Stated exercise
Leave out the pictures, then reproduce the rest of the material exactly.

Raw data
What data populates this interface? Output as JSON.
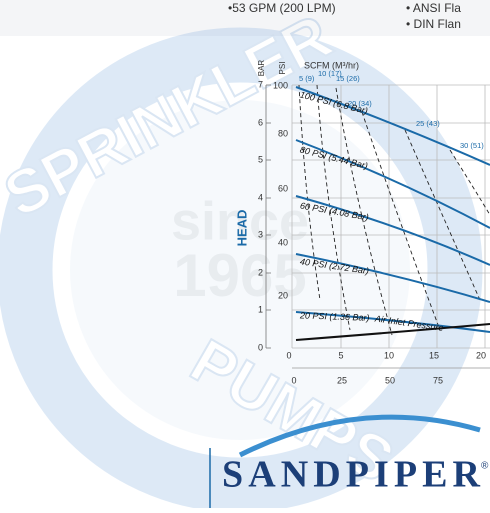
{
  "header": {
    "bullets": [
      "•53 GPM (200 LPM)",
      "• ANSI Fla",
      "• DIN Flan"
    ]
  },
  "watermark": {
    "top": "SPRINKLER",
    "bottom": "PUMPS",
    "since": "since",
    "year": "1965"
  },
  "chart": {
    "bar_label": "BAR",
    "psi_label": "PSI",
    "air_label": "SCFM (M³/hr)",
    "head_label": "HEAD",
    "bar_ticks": [
      "0",
      "1",
      "2",
      "3",
      "4",
      "5",
      "6",
      "7"
    ],
    "psi_ticks": [
      "20",
      "40",
      "60",
      "80",
      "100"
    ],
    "x_ticks_gpm": [
      "0",
      "5",
      "10",
      "15",
      "20"
    ],
    "x_ticks_lpm": [
      "0",
      "25",
      "50",
      "75"
    ],
    "air_curves": [
      "5 (9)",
      "10 (17)",
      "15 (26)",
      "20 (34)",
      "25 (43)",
      "30 (51)"
    ],
    "pressure_curves": [
      "100 PSI (6.8 Bar)",
      "80 PSI (5.44 Bar)",
      "60 PSI (4.08 Bar)",
      "40 PSI (2.72 Bar)",
      "20 PSI (1.36 Bar)"
    ],
    "inlet_label": "Air Inlet Pressure"
  },
  "logo": {
    "name": "SANDPIPER",
    "mark": "®"
  }
}
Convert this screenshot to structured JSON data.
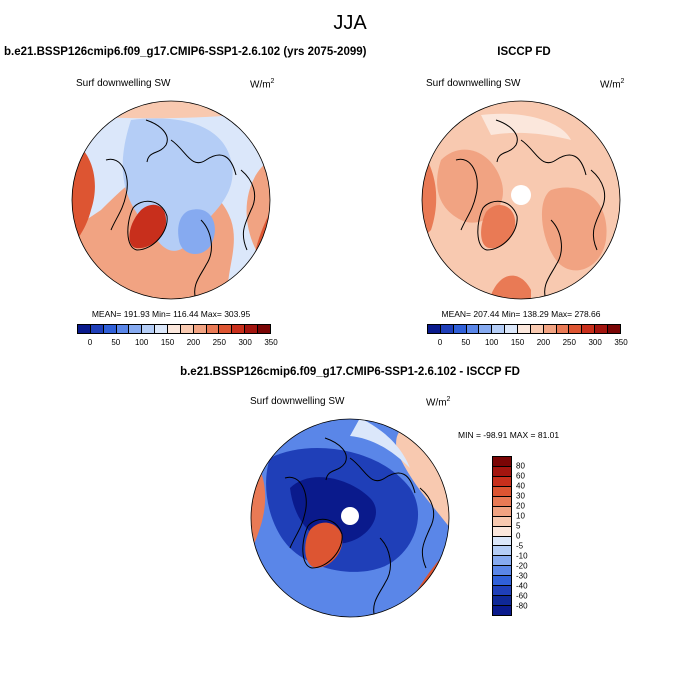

Solved problem
What data populates this interface? Output as JSON.
{
  "header": {
    "bullets": [
      "•53 GPM (200 LPM)",
      "• ANSI Fla",
      "• DIN Flan"
    ]
  },
  "watermark": {
    "top": "SPRINKLER",
    "bottom": "PUMPS",
    "since": "since",
    "year": "1965"
  },
  "chart": {
    "bar_label": "BAR",
    "psi_label": "PSI",
    "air_label": "SCFM (M³/hr)",
    "head_label": "HEAD",
    "bar_ticks": [
      "0",
      "1",
      "2",
      "3",
      "4",
      "5",
      "6",
      "7"
    ],
    "psi_ticks": [
      "20",
      "40",
      "60",
      "80",
      "100"
    ],
    "x_ticks_gpm": [
      "0",
      "5",
      "10",
      "15",
      "20"
    ],
    "x_ticks_lpm": [
      "0",
      "25",
      "50",
      "75"
    ],
    "air_curves": [
      "5 (9)",
      "10 (17)",
      "15 (26)",
      "20 (34)",
      "25 (43)",
      "30 (51)"
    ],
    "pressure_curves": [
      "100 PSI (6.8 Bar)",
      "80 PSI (5.44 Bar)",
      "60 PSI (4.08 Bar)",
      "40 PSI (2.72 Bar)",
      "20 PSI (1.36 Bar)"
    ],
    "inlet_label": "Air Inlet Pressure"
  },
  "logo": {
    "name": "SANDPIPER",
    "mark": "®"
  }
}
Convert this screenshot to structured JSON data.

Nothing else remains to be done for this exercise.